→ **Aim of the task**:
According to the article about Rose-Ann Pryce, where did she and Christopher Pryce meet?

→ **Passage**:
■ ■ ■ ■ ■ ■ ■

Rose-Ann Pryce weighs in on the importance of communication in marriage
In Galatians 5, Paul taught that one of the fruits of the flesh is 'discord'. He said we are prone to offend and upset others, to hate, to withhold forgiveness and to be divided. This is something every couple needs to be aware of, whether married or not. The intent of the enemy is to sow discord among us because he likes nothing that is good in the sight of God; and to the Lord, marriage is beautiful.
Christopher and Rose-Ann Pryce have known each other for over 11 years, but their journey as a married couple started in June of last year. The pair met at the Percy Junor Hospital in Spalding, Manchester, and although they didn't start a relationship immediately, they maintained a friendship that took its time and blossomed into a match made in heaven. "We shared our dreams and aspirations and motivated and encouraged each other as we worked towards achieving our goals. Some years later, he and I became a couple and we developed such a strong bond that we decided to get married," Rose-Ann said.
"At the onset, I experienced moments of trepidation, because while I loved my partner, I also recognised that we were about to make a very big step in our lives. I prayed and I fasted because I needed to be certain that I was making the right choice," she told Family and Religion.
RESPECT AND FRIENDSHIP
Rose-Ann says she strongly believes that love is very important in relationships, so too is mutual respect and friendship. These she lists as some of the elements that keep their marriage healthy.
"Conflicts do arise occasionally, but as a past student of several language courses, I have learnt that communication breaks down barriers, so I encourage my husband to always express how he feels about anything that is affecting him. I also express my feelings to him and we allow each other to express our thoughts without interjecting. Depending on the issue, if the timing is not right, we always ensure that we discuss it later on when we are in a better emotional place. Most importantly, we never go to bed with any unresolved conflict," she explained to Family and Religion.

■ ■ ■ ■ ■ ■ ■

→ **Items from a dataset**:
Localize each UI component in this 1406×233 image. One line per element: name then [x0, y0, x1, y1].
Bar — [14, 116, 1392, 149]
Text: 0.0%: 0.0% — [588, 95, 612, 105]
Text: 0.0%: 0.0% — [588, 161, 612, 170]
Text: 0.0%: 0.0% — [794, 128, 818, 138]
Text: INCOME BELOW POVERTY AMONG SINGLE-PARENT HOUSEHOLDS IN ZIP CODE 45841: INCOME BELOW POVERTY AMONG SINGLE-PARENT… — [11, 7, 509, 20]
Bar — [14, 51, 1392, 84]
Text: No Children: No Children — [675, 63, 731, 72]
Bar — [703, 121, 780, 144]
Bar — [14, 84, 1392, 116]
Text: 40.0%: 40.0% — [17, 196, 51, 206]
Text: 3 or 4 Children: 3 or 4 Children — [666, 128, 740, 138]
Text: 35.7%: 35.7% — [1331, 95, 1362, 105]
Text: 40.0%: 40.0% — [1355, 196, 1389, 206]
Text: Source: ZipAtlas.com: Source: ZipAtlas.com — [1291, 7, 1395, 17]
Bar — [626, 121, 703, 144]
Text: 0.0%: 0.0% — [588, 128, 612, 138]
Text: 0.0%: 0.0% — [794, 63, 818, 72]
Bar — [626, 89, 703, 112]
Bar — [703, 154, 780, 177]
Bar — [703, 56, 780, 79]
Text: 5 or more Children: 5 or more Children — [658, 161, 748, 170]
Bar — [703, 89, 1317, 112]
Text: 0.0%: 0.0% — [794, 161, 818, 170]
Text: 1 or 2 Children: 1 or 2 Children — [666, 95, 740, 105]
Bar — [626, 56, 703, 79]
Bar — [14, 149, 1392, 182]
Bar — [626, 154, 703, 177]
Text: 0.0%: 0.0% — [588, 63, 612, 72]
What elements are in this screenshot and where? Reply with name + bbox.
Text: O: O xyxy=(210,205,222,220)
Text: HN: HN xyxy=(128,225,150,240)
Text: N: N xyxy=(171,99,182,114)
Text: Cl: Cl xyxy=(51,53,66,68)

■ ■ ■ ■ ■ ■ ■

→ **Written solution**:
They met at the Percy Junor Hospital in Spalding, Manchester.